» Given exercise: Copy every entry precisely.

» Data provided:
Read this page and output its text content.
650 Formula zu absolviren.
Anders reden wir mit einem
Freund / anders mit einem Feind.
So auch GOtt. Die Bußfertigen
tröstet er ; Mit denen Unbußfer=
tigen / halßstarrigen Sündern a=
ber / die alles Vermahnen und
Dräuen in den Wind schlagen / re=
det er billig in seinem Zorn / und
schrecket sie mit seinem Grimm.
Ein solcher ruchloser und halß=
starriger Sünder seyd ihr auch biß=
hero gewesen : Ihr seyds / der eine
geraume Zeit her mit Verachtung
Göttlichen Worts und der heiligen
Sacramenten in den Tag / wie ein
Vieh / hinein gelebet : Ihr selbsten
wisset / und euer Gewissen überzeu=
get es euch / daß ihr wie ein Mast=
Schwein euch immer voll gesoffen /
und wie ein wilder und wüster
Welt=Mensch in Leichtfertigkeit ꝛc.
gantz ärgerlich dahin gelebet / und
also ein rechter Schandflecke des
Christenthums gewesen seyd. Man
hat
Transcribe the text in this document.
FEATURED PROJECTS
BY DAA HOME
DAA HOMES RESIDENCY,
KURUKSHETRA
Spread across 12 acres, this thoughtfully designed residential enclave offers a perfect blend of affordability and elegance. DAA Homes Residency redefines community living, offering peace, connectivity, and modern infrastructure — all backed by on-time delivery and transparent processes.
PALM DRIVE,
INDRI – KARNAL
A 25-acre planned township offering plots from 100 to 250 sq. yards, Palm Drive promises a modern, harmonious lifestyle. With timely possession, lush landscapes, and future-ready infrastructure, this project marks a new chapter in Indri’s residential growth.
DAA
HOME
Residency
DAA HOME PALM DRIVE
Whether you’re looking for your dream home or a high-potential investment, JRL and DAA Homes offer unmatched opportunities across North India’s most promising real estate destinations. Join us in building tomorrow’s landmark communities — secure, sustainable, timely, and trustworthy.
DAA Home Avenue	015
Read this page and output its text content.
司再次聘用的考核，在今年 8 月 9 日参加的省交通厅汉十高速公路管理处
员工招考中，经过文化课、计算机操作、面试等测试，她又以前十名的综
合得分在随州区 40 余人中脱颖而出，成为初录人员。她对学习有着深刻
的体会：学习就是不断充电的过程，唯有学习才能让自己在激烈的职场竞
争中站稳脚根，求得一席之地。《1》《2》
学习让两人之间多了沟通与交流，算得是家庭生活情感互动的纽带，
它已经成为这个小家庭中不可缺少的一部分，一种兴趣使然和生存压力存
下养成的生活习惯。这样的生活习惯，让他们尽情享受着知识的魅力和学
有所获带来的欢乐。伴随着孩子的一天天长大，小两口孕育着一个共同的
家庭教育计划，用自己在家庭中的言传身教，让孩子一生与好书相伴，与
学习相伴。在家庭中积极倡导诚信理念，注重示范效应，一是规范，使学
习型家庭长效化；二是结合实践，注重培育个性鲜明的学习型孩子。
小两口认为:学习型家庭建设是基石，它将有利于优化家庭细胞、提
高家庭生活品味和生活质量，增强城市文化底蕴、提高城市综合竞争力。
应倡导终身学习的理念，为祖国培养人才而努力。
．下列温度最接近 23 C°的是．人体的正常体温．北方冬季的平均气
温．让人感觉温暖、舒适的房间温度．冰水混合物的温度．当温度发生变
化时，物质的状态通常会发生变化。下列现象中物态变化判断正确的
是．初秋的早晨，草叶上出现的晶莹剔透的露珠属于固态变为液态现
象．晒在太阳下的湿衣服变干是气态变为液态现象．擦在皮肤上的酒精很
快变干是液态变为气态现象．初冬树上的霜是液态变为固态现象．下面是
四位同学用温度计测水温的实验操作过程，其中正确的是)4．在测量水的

» Result:
Read this page and output its text content.
650 Formula zu absolviren.
Anders reden wir mit einem
Freund / anders mit einem Feind.
So auch GOtt. Die Bußfertigen
tröstet er ; Mit denen Unbußfer=
tigen / halßstarrigen Sündern a=
ber / die alles Vermahnen und
Dräuen in den Wind schlagen / re=
det er billig in seinem Zorn / und
schrecket sie mit seinem Grimm.
Ein solcher ruchloser und halß=
starriger Sünder seyd ihr auch biß=
hero gewesen : Ihr seyds / der eine
geraume Zeit her mit Verachtung
Göttlichen Worts und der heiligen
Sacramenten in den Tag / wie ein
Vieh / hinein gelebet : Ihr selbsten
wisset / und euer Gewissen überzeu=
get es euch / daß ihr wie ein Mast=
Schwein euch immer voll gesoffen /
und wie ein wilder und wüster
Welt=Mensch in Leichtfertigkeit ꝛc.
gantz ärgerlich dahin gelebet / und
also ein rechter Schandflecke des
Christenthums gewesen seyd. Man
hat
Transcribe the text in this document.
FEATURED PROJECTS
BY DAA HOME
DAA HOMES RESIDENCY,
KURUKSHETRA
Spread across 12 acres, this thoughtfully designed residential enclave offers a perfect blend of affordability and elegance. DAA Homes Residency redefines community living, offering peace, connectivity, and modern infrastructure — all backed by on-time delivery and transparent processes.
PALM DRIVE,
INDRI – KARNAL
A 25-acre planned township offering plots from 100 to 250 sq. yards, Palm Drive promises a modern, harmonious lifestyle. With timely possession, lush landscapes, and future-ready infrastructure, this project marks a new chapter in Indri’s residential growth.
DAA
HOME
Residency
DAA HOME PALM DRIVE
Whether you’re looking for your dream home or a high-potential investment, JRL and DAA Homes offer unmatched opportunities across North India’s most promising real estate destinations. Join us in building tomorrow’s landmark communities — secure, sustainable, timely, and trustworthy.
DAA Home Avenue	015
Read this page and output its text content.
司再次聘用的考核，在今年 8 月 9 日参加的省交通厅汉十高速公路管理处
员工招考中，经过文化课、计算机操作、面试等测试，她又以前十名的综
合得分在随州区 40 余人中脱颖而出，成为初录人员。她对学习有着深刻
的体会：学习就是不断充电的过程，唯有学习才能让自己在激烈的职场竞
争中站稳脚根，求得一席之地。《1》《2》
学习让两人之间多了沟通与交流，算得是家庭生活情感互动的纽带，
它已经成为这个小家庭中不可缺少的一部分，一种兴趣使然和生存压力存
下养成的生活习惯。这样的生活习惯，让他们尽情享受着知识的魅力和学
有所获带来的欢乐。伴随着孩子的一天天长大，小两口孕育着一个共同的
家庭教育计划，用自己在家庭中的言传身教，让孩子一生与好书相伴，与
学习相伴。在家庭中积极倡导诚信理念，注重示范效应，一是规范，使学
习型家庭长效化；二是结合实践，注重培育个性鲜明的学习型孩子。
小两口认为:学习型家庭建设是基石，它将有利于优化家庭细胞、提
高家庭生活品味和生活质量，增强城市文化底蕴、提高城市综合竞争力。
应倡导终身学习的理念，为祖国培养人才而努力。
．下列温度最接近 23 C°的是．人体的正常体温．北方冬季的平均气
温．让人感觉温暖、舒适的房间温度．冰水混合物的温度．当温度发生变
化时，物质的状态通常会发生变化。下列现象中物态变化判断正确的
是．初秋的早晨，草叶上出现的晶莹剔透的露珠属于固态变为液态现
象．晒在太阳下的湿衣服变干是气态变为液态现象．擦在皮肤上的酒精很
快变干是液态变为气态现象．初冬树上的霜是液态变为固态现象．下面是
四位同学用温度计测水温的实验操作过程，其中正确的是)4．在测量水的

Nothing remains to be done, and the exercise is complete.